Stored records:
— BEGIN —
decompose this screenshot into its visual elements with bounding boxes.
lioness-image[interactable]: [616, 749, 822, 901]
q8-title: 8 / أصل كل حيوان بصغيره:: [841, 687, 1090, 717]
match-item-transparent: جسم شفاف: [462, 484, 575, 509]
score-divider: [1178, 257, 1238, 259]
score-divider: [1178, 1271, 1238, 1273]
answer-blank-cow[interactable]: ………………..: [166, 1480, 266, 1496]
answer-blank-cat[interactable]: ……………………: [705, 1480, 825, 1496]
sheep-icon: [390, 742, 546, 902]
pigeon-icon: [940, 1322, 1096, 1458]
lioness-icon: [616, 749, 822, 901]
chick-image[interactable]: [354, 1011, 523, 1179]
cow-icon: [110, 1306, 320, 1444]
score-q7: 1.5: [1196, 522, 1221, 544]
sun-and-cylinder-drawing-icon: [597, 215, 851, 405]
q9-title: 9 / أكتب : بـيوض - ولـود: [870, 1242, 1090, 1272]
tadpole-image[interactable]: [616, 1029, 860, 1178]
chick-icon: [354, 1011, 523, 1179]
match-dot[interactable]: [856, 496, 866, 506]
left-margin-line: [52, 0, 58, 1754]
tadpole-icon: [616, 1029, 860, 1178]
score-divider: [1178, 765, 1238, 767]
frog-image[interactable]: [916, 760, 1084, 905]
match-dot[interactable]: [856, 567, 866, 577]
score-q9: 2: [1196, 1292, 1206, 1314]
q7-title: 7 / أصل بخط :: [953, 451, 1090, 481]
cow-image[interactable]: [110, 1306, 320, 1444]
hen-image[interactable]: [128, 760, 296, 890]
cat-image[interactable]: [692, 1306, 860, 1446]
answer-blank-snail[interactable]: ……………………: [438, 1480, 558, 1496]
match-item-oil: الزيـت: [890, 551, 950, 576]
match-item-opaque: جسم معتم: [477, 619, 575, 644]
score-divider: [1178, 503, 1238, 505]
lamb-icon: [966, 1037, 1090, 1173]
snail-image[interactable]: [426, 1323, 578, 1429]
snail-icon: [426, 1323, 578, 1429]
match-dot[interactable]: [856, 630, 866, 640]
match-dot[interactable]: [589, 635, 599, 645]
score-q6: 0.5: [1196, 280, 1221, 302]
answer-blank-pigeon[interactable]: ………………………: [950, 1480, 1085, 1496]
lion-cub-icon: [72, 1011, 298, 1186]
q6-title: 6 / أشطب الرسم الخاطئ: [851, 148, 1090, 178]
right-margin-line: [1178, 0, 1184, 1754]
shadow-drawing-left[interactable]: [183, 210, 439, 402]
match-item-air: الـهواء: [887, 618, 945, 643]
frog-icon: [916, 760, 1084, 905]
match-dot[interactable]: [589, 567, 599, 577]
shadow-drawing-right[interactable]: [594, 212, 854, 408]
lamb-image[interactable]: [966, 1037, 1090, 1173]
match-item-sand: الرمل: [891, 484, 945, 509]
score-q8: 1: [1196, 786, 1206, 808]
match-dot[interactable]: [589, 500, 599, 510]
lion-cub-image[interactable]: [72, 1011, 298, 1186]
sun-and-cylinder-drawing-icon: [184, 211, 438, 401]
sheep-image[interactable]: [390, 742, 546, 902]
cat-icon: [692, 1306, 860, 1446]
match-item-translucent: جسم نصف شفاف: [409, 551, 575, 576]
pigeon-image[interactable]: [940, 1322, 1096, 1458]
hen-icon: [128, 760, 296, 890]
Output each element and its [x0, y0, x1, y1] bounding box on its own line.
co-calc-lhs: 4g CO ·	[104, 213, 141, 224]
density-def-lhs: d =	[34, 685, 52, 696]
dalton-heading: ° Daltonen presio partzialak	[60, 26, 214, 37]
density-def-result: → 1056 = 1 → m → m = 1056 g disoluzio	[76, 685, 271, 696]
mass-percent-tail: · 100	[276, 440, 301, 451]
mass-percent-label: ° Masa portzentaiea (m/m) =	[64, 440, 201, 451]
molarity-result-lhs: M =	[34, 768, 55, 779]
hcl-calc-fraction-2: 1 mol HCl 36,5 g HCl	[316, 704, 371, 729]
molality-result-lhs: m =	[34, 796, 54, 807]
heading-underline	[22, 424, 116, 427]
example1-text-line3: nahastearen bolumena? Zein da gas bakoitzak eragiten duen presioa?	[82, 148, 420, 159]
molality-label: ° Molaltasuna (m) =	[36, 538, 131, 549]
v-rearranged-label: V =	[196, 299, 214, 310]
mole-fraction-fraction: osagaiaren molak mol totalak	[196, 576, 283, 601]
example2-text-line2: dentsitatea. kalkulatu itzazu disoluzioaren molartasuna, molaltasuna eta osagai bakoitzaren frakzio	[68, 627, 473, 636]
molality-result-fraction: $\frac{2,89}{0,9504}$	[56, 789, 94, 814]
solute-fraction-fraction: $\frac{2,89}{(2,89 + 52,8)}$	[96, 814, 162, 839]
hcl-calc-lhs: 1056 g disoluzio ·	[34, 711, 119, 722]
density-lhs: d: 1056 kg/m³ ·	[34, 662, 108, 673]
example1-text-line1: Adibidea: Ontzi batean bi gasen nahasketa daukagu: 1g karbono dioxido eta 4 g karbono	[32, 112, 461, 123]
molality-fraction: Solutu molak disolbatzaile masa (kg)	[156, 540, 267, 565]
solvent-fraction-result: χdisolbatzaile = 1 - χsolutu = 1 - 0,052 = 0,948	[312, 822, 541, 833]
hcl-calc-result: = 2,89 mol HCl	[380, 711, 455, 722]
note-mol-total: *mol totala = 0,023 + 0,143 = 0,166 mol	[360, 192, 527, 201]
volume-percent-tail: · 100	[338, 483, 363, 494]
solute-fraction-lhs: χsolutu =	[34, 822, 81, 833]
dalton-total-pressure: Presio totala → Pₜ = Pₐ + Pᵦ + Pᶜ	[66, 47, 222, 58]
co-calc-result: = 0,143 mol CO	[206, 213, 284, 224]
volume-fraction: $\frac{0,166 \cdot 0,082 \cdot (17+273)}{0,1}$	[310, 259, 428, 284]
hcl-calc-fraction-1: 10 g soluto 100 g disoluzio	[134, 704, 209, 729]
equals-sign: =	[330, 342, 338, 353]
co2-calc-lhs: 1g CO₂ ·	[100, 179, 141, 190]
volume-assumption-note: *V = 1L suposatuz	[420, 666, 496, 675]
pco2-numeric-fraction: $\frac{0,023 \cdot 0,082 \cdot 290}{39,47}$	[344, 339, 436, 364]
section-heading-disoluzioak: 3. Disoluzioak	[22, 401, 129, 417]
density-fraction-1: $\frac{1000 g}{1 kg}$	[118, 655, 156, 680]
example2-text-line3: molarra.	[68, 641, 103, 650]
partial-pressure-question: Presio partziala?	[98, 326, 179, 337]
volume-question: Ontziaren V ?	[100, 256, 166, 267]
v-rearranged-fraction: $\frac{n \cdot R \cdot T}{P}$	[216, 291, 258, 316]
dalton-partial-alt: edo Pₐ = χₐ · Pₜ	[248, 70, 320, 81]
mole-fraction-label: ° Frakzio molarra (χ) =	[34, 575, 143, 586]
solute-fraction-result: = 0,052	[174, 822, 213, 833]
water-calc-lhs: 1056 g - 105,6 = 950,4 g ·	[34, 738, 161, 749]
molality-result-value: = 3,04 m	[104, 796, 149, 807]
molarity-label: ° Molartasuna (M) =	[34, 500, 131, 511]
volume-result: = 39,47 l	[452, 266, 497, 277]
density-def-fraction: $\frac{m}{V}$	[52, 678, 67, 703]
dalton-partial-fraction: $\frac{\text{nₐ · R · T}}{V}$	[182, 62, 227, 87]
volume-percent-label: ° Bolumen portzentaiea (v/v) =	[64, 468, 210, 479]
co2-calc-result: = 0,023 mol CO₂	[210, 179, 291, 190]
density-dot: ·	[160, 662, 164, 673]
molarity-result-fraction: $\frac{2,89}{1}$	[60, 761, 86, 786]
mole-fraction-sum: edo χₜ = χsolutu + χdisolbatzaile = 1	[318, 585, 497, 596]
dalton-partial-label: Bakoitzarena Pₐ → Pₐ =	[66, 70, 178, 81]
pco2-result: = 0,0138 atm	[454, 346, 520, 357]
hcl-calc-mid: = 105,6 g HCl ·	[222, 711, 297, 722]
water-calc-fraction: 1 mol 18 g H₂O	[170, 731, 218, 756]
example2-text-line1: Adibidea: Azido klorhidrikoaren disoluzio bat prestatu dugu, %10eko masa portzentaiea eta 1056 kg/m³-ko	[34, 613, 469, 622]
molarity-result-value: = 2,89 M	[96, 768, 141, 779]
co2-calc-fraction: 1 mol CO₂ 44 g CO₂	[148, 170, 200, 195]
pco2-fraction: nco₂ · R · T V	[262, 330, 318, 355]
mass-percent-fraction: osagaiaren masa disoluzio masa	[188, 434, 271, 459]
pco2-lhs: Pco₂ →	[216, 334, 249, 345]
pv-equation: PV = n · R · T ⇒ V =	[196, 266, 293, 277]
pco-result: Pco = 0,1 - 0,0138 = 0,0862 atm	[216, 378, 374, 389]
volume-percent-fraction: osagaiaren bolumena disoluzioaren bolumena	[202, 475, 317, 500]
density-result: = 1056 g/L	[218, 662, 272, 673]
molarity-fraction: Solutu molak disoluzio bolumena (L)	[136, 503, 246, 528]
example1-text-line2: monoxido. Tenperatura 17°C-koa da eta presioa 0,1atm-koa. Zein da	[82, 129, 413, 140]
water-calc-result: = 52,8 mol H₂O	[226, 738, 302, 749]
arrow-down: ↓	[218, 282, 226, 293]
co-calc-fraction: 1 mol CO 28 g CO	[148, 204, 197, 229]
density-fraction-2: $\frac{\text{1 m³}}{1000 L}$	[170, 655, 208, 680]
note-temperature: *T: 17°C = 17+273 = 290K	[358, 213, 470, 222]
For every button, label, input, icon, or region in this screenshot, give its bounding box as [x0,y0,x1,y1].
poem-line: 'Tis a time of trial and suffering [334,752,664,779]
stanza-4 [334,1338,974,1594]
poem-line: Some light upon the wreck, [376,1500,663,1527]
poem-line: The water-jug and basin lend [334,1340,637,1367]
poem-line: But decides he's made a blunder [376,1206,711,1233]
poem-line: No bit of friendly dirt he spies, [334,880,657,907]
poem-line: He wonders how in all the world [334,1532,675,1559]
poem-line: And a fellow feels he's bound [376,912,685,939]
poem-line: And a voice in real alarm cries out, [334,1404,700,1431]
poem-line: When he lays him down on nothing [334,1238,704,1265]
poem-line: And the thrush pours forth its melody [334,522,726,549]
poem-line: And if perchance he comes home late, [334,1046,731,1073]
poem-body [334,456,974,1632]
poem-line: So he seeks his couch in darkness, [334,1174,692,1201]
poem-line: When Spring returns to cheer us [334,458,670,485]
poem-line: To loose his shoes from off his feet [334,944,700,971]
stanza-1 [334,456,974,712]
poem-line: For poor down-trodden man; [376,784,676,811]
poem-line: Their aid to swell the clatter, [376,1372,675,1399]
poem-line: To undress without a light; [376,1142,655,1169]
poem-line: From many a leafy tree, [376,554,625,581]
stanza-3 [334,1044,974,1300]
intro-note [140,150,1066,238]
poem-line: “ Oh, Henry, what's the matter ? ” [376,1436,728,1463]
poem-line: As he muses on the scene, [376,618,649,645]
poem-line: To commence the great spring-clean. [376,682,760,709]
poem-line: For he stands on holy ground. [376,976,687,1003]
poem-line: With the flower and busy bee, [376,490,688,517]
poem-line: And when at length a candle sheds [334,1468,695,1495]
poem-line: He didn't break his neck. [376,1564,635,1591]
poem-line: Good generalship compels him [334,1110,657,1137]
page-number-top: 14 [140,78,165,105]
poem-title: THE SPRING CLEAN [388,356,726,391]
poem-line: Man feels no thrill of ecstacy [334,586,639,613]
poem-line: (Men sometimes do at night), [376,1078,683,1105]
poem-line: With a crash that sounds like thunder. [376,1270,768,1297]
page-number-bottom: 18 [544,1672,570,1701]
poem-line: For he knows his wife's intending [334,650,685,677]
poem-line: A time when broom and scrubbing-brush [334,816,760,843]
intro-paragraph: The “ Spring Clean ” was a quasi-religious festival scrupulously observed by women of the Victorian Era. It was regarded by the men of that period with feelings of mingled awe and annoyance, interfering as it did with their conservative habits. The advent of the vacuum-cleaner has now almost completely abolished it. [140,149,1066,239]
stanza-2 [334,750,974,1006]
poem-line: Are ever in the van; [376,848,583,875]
— END —
→ THE REQUEST
Retype every line of the listing from its very first line down to and including the line that contains "score-divider: [1178, 257, 1238, 259]", with nothing changed.

→ THE REPLY
decompose this screenshot into its visual elements with bounding boxes.
lioness-image[interactable]: [616, 749, 822, 901]
q8-title: 8 / أصل كل حيوان بصغيره:: [841, 687, 1090, 717]
match-item-transparent: جسم شفاف: [462, 484, 575, 509]
score-divider: [1178, 257, 1238, 259]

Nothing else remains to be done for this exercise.